** Start DATA EXCERPTS **

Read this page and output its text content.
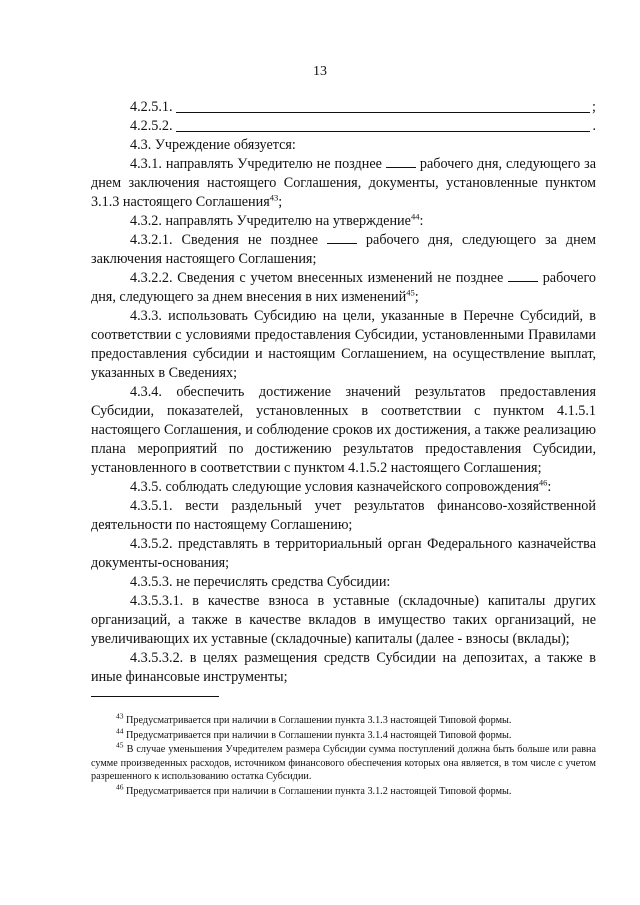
13
4.2.5.1.	;
4.2.5.2.	.

4.3. Учреждение обязуется:

4.3.1. направлять Учредителю не позднее	рабочего дня, следующего за днем заключения настоящего Соглашения, документы, установленные пунктом 3.1.3 настоящего Соглашения$^{43}$;

4.3.2. направлять Учредителю на утверждение$^{44}$:

4.3.2.1. Сведения не позднее	рабочего дня, следующего за днем заключения настоящего Соглашения;

4.3.2.2. Сведения с учетом внесенных изменений не позднее	рабочего дня, следующего за днем внесения в них изменений$^{45}$;

4.3.3. использовать Субсидию на цели, указанные в Перечне Субсидий, в соответствии с условиями предоставления Субсидии, установленными Правилами предоставления субсидии и настоящим Соглашением, на осуществление выплат, указанных в Сведениях;

4.3.4. обеспечить достижение значений результатов предоставления Субсидии, показателей, установленных в соответствии с пунктом 4.1.5.1 настоящего Соглашения, и соблюдение сроков их достижения, а также реализацию плана мероприятий по достижению результатов предоставления Субсидии, установленного в соответствии с пунктом 4.1.5.2 настоящего Соглашения;

4.3.5. соблюдать следующие условия казначейского сопровождения$^{46}$:

4.3.5.1. вести раздельный учет результатов финансово-хозяйственной деятельности по настоящему Соглашению;

4.3.5.2. представлять в территориальный орган Федерального казначейства документы-основания;

4.3.5.3. не перечислять средства Субсидии:

4.3.5.3.1. в качестве взноса в уставные (складочные) капиталы других организаций, а также в качестве вкладов в имущество таких организаций, не увеличивающих их уставные (складочные) капиталы (далее - взносы (вклады);

4.3.5.3.2. в целях размещения средств Субсидии на депозитах, а также в иные финансовые инструменты;

$^{43}$ Предусматривается при наличии в Соглашении пункта 3.1.3 настоящей Типовой формы.

$^{44}$ Предусматривается при наличии в Соглашении пункта 3.1.4 настоящей Типовой формы.

$^{45}$ В случае уменьшения Учредителем размера Субсидии сумма поступлений должна быть больше или равна сумме произведенных расходов, источником финансового обеспечения которых она является, в том числе с учетом разрешенного к использованию остатка Субсидии.

$^{46}$ Предусматривается при наличии в Соглашении пункта 3.1.2 настоящей Типовой формы.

** End DATA EXCERPTS **

- _WHAT THE EXERCISE ASKS_: Every line that holds the word "заключения" should be extracted.

- _FINAL RESULT_:
4.3.1. направлять Учредителю не позднее	рабочего дня, следующего за днем заключения настоящего Соглашения, документы, установленные пунктом 3.1.3 настоящего Соглашения$^{43}$;
4.3.2.1. Сведения не позднее	рабочего дня, следующего за днем заключения настоящего Соглашения;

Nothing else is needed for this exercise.